-- WHAT TO PRODUCE --
Read the lines below. Copy out any that hold the string "school".
########################################
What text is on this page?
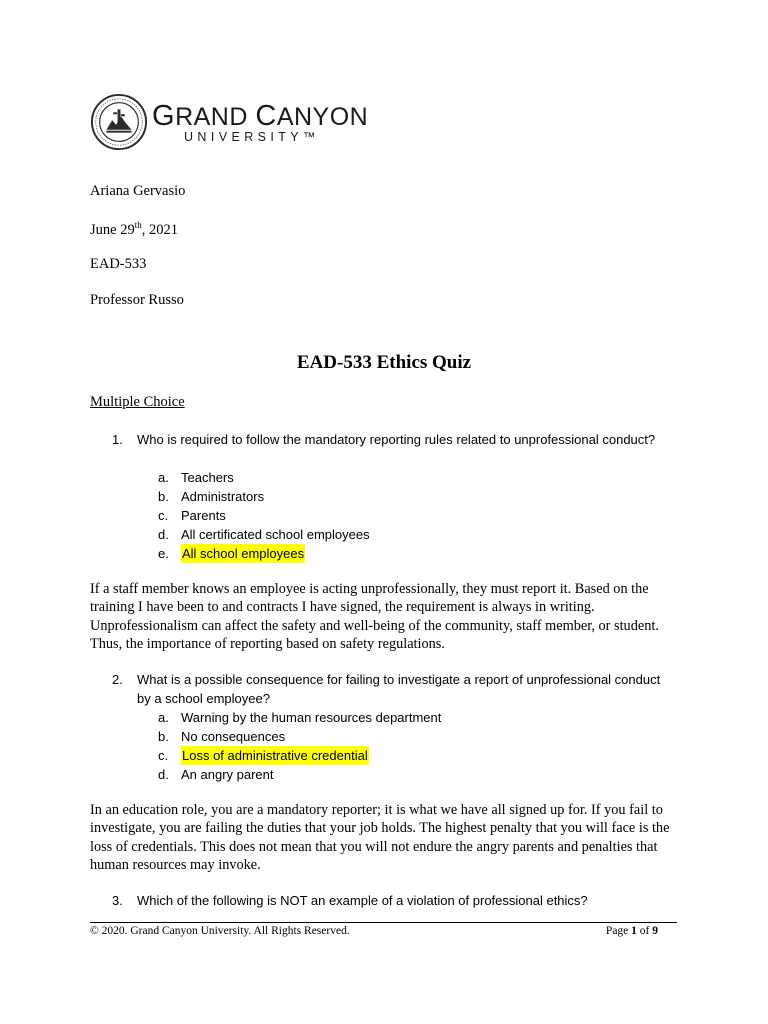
GRAND CANYON
UNIVERSITY™
Ariana Gervasio
June 29th, 2021
EAD-533
Professor Russo
EAD-533 Ethics Quiz
Multiple Choice
1. Who is required to follow the mandatory reporting rules related to unprofessional conduct?
a. Teachers
b. Administrators
c. Parents
d. All certificated school employees
e. All school employees
If a staff member knows an employee is acting unprofessionally, they must report it. Based on the training I have been to and contracts I have signed, the requirement is always in writing. Unprofessionalism can affect the safety and well-being of the community, staff member, or student. Thus, the importance of reporting based on safety regulations.
2. What is a possible consequence for failing to investigate a report of unprofessional conduct by a school employee?
a. Warning by the human resources department
b. No consequences
c. Loss of administrative credential
d. An angry parent
In an education role, you are a mandatory reporter; it is what we have all signed up for. If you fail to investigate, you are failing the duties that your job holds. The highest penalty that you will face is the loss of credentials. This does not mean that you will not endure the angry parents and penalties that human resources may invoke.
3. Which of the following is NOT an example of a violation of professional ethics?
© 2020. Grand Canyon University. All Rights Reserved.	Page 1 of 9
########################################
-- RESPONSE TO THIS TASK --
d. All certificated school employees
e. All school employees
2. What is a possible consequence for failing to investigate a report of unprofessional conduct by a school employee?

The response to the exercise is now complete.